GIVEN INSTRUCTION
Return all lines from the listing below in which the string "your" occurs.

RAW DATA
::::
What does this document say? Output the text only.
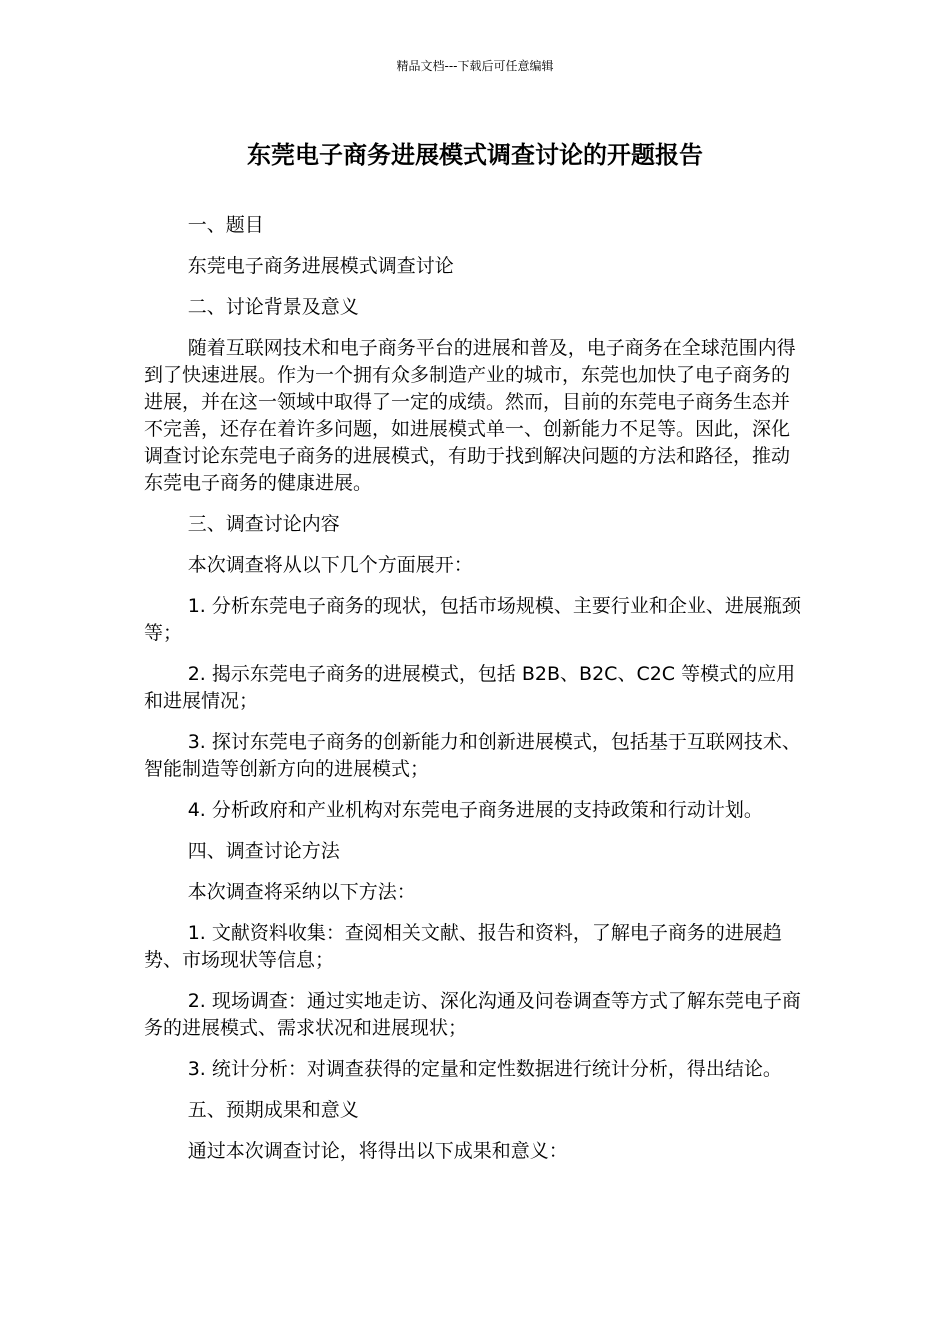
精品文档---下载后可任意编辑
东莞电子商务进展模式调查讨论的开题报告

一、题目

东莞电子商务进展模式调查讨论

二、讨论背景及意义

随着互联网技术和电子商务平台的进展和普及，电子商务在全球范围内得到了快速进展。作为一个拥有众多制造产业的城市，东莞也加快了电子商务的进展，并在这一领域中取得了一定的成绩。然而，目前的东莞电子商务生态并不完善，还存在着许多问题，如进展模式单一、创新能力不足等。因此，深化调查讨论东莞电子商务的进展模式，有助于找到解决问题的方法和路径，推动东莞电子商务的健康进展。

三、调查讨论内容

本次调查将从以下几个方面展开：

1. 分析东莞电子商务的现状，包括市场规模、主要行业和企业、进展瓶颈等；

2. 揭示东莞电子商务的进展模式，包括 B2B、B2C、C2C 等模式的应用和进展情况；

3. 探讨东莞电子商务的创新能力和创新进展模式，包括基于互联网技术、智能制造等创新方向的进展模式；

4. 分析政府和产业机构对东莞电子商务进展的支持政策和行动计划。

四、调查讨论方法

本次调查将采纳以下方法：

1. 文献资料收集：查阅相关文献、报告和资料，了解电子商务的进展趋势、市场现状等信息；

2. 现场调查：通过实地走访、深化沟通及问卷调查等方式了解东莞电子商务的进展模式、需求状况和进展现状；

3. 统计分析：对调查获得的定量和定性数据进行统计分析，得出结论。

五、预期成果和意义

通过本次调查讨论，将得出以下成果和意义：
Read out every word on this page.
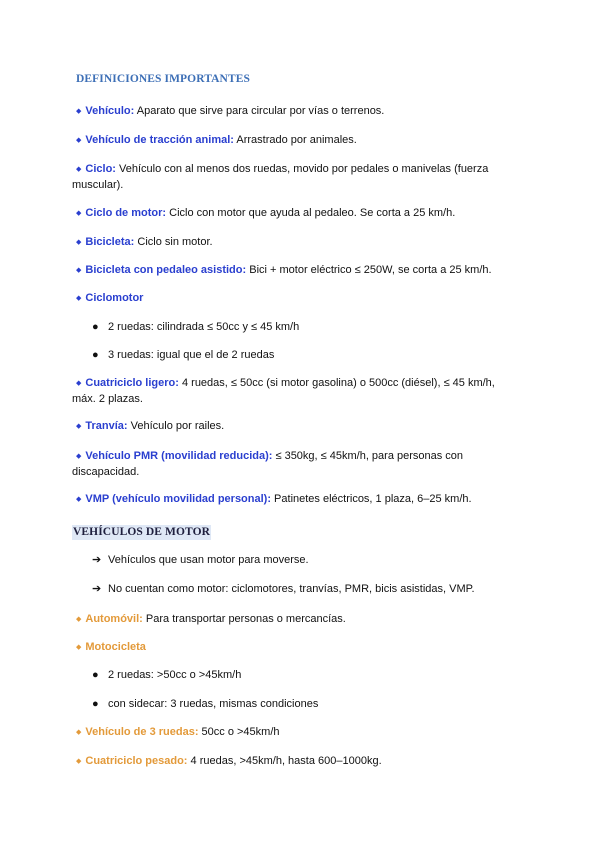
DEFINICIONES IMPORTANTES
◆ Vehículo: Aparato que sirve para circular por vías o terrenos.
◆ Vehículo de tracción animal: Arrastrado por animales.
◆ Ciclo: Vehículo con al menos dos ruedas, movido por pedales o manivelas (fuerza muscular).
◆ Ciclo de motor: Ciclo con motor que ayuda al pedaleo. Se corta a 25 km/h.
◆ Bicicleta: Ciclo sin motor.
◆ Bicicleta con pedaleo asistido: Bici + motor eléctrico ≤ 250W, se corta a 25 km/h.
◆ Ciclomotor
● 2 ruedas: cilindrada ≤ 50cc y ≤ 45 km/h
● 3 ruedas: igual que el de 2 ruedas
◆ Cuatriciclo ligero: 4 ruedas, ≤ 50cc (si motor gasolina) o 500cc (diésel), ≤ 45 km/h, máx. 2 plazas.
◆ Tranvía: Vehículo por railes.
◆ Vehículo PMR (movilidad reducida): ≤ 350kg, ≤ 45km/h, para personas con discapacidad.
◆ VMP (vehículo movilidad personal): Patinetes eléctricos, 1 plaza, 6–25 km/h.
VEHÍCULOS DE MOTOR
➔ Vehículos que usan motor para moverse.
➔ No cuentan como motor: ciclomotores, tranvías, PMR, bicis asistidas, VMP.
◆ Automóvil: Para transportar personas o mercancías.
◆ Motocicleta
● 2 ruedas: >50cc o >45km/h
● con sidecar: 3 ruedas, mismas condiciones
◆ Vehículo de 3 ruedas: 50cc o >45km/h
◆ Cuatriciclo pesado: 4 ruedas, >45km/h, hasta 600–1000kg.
::::
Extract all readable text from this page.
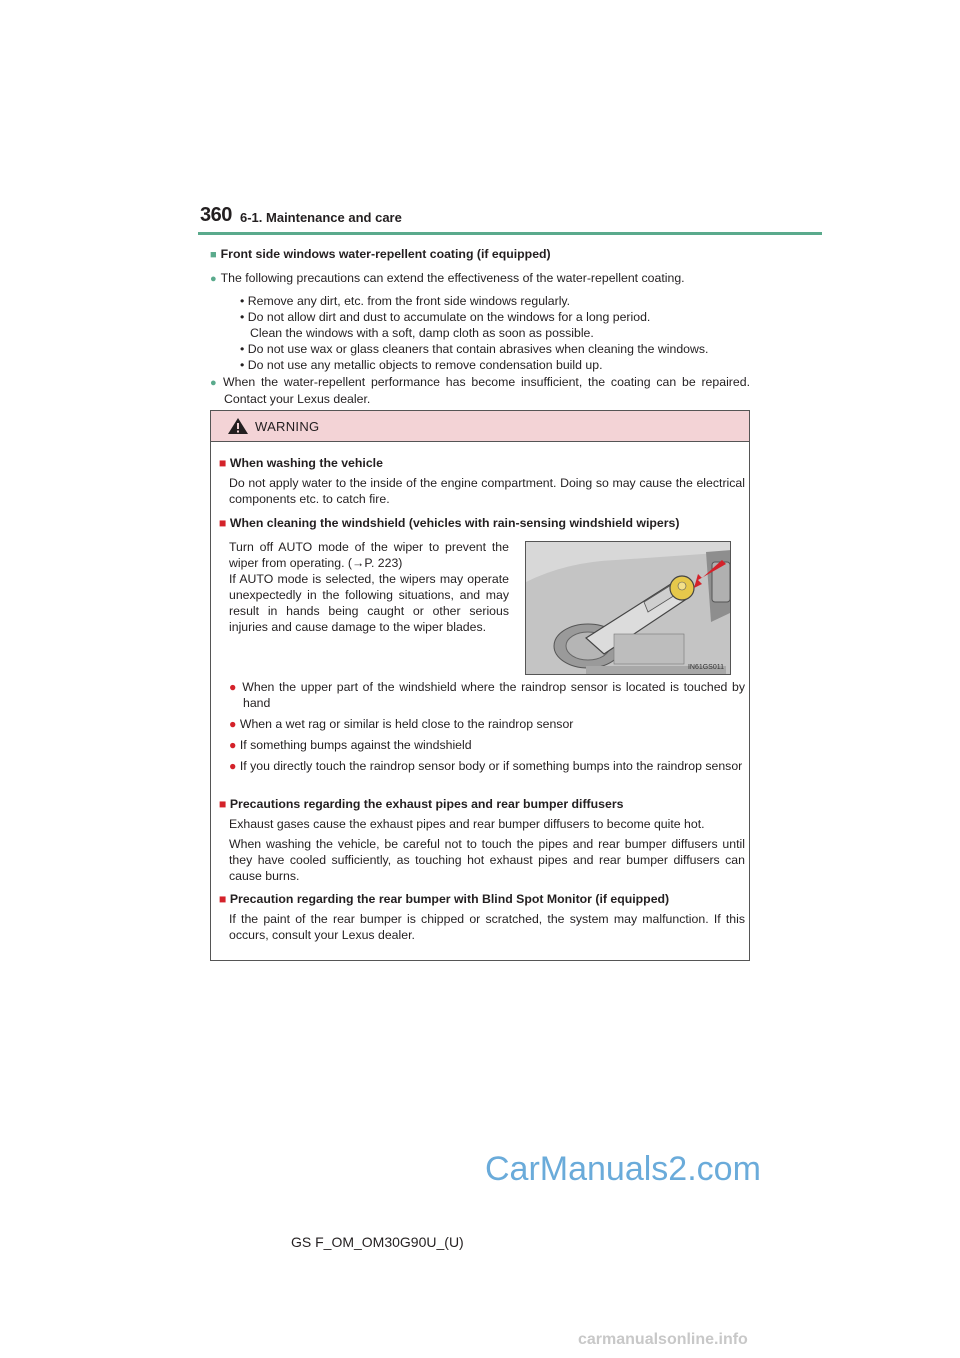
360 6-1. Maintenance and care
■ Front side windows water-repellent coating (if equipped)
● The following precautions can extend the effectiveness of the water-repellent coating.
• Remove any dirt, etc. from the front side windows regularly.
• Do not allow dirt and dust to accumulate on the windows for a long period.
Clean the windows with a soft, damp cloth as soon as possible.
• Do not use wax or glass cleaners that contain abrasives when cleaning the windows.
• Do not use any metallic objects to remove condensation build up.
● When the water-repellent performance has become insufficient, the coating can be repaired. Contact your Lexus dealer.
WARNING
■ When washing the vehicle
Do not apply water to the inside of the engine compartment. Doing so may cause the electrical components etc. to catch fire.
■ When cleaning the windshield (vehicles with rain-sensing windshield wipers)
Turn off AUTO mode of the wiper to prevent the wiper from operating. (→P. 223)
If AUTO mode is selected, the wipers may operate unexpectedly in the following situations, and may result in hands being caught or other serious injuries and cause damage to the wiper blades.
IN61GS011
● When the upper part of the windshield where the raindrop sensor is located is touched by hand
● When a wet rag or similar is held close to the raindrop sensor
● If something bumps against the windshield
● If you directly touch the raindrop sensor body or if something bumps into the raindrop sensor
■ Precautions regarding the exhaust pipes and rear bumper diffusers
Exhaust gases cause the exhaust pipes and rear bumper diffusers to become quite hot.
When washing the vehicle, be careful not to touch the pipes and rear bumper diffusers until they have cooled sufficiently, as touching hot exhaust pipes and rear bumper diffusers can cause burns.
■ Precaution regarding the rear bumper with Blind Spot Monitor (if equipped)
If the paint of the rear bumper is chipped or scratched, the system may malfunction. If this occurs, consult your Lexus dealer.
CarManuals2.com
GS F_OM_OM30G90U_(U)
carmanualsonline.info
::::
TASK RESULT
● When the water-repellent performance has become insufficient, the coating can be repaired. Contact your Lexus dealer.
If the paint of the rear bumper is chipped or scratched, the system may malfunction. If this occurs, consult your Lexus dealer.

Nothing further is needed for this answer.